╭──

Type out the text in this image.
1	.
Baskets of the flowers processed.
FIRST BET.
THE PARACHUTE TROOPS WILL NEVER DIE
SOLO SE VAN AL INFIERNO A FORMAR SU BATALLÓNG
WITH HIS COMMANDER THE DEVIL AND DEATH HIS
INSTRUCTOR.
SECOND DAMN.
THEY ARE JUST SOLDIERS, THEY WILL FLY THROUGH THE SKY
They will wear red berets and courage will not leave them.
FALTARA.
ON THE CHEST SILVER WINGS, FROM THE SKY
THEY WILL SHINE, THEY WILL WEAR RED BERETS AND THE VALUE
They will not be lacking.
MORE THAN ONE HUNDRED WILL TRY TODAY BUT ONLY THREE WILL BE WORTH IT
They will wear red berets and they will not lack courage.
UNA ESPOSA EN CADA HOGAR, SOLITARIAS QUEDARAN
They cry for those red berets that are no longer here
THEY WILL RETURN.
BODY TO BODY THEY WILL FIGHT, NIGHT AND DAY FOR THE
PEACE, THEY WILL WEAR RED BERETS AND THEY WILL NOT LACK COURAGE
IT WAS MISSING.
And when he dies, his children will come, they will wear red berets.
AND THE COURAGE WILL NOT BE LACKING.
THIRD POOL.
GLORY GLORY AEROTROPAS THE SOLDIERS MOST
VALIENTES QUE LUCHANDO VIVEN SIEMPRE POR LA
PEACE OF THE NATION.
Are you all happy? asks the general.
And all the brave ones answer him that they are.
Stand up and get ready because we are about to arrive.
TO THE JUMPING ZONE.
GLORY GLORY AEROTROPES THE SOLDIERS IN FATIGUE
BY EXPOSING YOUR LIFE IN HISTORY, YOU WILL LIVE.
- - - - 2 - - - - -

╰──

### WHAT TO WORK ON
Produce an exact copy of the whole listing.

### ANSWER TO THE TASK
Type out the text in this image.
1	.
Baskets of the flowers processed.
FIRST BET.
THE PARACHUTE TROOPS WILL NEVER DIE
SOLO SE VAN AL INFIERNO A FORMAR SU BATALLÓNG
WITH HIS COMMANDER THE DEVIL AND DEATH HIS
INSTRUCTOR.
SECOND DAMN.
THEY ARE JUST SOLDIERS, THEY WILL FLY THROUGH THE SKY
They will wear red berets and courage will not leave them.
FALTARA.
ON THE CHEST SILVER WINGS, FROM THE SKY
THEY WILL SHINE, THEY WILL WEAR RED BERETS AND THE VALUE
They will not be lacking.
MORE THAN ONE HUNDRED WILL TRY TODAY BUT ONLY THREE WILL BE WORTH IT
They will wear red berets and they will not lack courage.
UNA ESPOSA EN CADA HOGAR, SOLITARIAS QUEDARAN
They cry for those red berets that are no longer here
THEY WILL RETURN.
BODY TO BODY THEY WILL FIGHT, NIGHT AND DAY FOR THE
PEACE, THEY WILL WEAR RED BERETS AND THEY WILL NOT LACK COURAGE
IT WAS MISSING.
And when he dies, his children will come, they will wear red berets.
AND THE COURAGE WILL NOT BE LACKING.
THIRD POOL.
GLORY GLORY AEROTROPAS THE SOLDIERS MOST
VALIENTES QUE LUCHANDO VIVEN SIEMPRE POR LA
PEACE OF THE NATION.
Are you all happy? asks the general.
And all the brave ones answer him that they are.
Stand up and get ready because we are about to arrive.
TO THE JUMPING ZONE.
GLORY GLORY AEROTROPES THE SOLDIERS IN FATIGUE
BY EXPOSING YOUR LIFE IN HISTORY, YOU WILL LIVE.
- - - - 2 - - - - -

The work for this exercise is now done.